-- START The data --
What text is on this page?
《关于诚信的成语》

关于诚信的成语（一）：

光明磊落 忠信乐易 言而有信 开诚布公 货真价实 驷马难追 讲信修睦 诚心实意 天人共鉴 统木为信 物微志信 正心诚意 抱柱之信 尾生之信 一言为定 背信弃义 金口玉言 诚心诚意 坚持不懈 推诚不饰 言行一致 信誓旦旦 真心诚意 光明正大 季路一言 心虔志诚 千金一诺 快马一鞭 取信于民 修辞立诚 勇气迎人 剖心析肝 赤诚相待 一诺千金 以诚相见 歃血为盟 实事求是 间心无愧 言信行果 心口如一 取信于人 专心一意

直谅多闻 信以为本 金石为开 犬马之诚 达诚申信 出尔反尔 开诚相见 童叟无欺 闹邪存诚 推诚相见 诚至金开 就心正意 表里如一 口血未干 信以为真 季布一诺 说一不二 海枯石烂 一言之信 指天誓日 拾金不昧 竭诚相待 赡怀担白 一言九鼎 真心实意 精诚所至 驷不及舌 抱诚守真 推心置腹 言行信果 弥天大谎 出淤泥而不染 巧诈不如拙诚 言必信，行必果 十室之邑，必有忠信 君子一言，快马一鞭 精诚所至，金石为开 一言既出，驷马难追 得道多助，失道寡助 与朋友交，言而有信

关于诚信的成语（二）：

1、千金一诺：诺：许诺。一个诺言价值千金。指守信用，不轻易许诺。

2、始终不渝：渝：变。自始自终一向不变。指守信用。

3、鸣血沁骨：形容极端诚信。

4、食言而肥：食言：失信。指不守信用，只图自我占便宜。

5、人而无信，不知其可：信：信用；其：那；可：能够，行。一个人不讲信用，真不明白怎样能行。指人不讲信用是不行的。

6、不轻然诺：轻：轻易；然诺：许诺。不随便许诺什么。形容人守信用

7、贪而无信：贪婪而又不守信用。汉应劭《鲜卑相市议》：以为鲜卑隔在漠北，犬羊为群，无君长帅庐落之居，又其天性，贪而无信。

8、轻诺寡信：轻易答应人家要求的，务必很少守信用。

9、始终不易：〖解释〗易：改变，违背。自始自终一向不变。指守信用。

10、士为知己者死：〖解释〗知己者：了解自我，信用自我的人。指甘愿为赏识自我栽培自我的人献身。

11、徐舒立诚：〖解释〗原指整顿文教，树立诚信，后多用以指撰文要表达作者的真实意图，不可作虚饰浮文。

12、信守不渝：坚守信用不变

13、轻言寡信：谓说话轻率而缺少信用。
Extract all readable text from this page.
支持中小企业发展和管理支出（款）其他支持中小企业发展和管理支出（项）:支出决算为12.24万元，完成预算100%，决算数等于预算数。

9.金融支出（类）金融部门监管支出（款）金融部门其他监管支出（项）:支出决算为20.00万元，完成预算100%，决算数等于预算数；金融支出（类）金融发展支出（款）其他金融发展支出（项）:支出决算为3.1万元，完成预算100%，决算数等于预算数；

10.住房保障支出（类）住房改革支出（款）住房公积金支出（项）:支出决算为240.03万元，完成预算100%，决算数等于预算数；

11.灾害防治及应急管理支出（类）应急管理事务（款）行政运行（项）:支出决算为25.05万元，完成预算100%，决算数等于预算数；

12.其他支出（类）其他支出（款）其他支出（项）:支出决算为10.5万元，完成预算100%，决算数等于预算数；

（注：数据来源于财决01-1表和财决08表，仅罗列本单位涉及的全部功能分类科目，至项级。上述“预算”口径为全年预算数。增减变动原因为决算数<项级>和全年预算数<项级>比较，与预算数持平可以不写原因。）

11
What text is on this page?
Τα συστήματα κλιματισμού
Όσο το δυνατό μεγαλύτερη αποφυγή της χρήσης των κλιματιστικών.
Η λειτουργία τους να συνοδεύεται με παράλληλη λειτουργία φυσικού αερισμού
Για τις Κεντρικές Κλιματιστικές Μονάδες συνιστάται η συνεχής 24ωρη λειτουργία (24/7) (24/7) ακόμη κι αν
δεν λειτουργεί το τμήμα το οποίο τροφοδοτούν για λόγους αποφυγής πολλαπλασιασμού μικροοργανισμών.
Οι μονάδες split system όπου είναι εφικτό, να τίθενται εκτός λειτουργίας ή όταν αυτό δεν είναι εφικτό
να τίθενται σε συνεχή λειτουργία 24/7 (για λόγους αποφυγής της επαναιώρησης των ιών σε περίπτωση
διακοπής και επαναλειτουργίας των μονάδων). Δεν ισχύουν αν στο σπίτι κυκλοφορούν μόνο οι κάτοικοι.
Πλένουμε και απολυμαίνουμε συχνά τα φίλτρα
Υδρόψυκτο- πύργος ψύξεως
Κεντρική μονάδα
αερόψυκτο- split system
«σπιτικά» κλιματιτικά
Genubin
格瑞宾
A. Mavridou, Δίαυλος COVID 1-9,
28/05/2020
-- END The data --
Goal of the exercise = Using the listing above, pick out each line that contains the word "τίθενται", then copy it.

Expected answer =
Οι μονάδες split system όπου είναι εφικτό, να τίθενται εκτός λειτουργίας ή όταν αυτό δεν είναι εφικτό
να τίθενται σε συνεχή λειτουργία 24/7 (για λόγους αποφυγής της επαναιώρησης των ιών σε περίπτωση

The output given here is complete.